Look for the string "only" in the lines and copy each line that has it.

---- MATERIAL TO PROCESS

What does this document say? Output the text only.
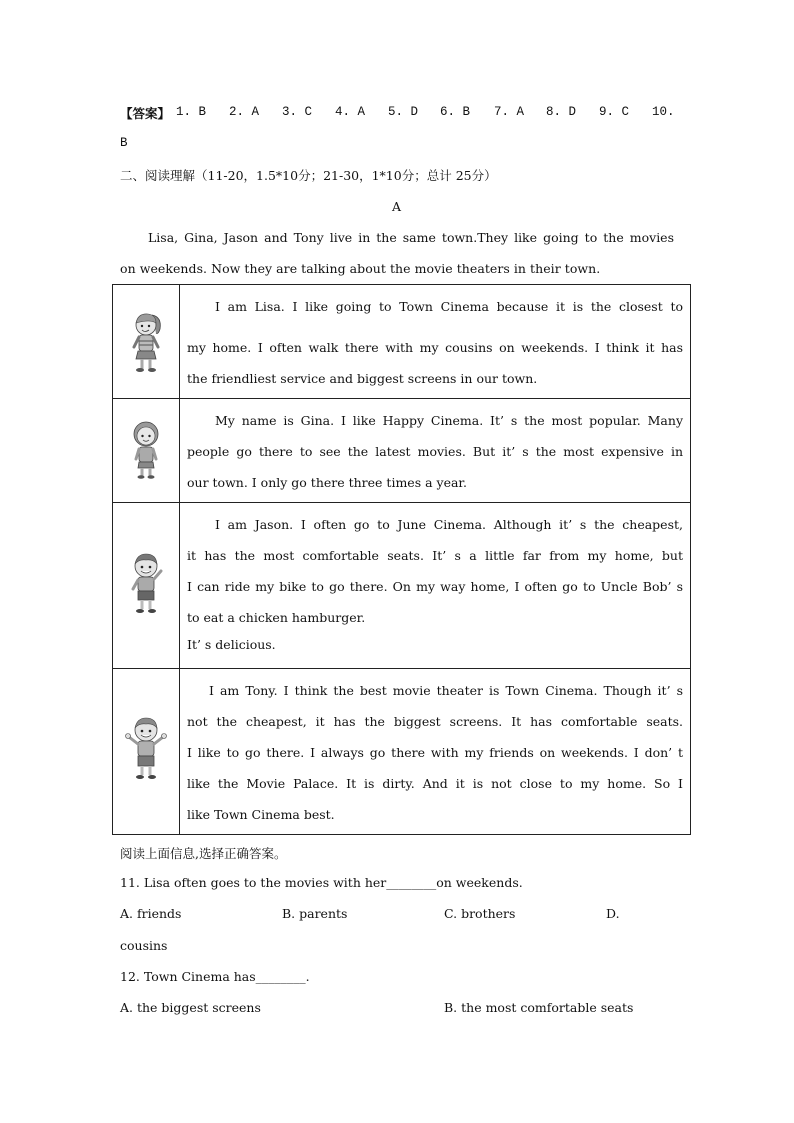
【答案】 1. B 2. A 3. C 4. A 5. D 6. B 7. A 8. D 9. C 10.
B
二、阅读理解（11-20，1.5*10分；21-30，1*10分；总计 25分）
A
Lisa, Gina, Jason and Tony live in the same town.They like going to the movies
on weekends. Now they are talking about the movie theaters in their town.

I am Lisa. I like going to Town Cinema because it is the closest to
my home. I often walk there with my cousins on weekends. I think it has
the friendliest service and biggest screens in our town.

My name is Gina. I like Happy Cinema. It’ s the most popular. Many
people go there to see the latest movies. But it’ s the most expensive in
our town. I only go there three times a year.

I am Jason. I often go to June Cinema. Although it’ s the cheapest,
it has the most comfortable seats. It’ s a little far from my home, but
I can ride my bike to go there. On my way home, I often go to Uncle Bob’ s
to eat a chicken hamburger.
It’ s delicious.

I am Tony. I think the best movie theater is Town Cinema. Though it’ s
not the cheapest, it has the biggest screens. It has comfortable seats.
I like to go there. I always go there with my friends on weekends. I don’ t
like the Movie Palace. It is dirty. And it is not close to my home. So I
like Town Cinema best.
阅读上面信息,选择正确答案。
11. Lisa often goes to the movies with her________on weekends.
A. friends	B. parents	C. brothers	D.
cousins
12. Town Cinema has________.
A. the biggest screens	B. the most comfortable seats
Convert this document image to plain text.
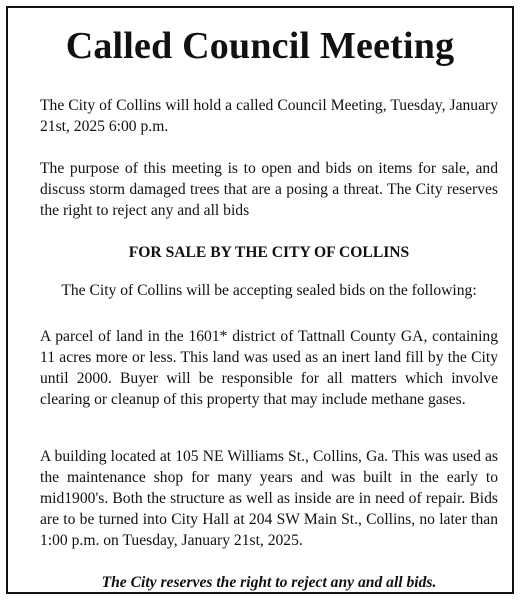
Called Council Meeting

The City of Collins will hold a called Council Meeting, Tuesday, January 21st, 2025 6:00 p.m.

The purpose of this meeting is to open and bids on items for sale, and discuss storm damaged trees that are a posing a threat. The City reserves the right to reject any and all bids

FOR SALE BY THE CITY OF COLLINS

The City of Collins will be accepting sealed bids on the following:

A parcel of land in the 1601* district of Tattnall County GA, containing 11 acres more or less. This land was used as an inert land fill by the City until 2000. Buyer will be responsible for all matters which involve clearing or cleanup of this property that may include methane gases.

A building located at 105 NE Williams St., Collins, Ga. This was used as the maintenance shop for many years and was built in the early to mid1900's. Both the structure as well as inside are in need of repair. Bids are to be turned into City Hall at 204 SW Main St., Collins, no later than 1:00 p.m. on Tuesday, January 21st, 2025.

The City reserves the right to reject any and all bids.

--------

COMPLETE RESPONSE ::
What does this document say? Output the text only.
our town. I only go there three times a year.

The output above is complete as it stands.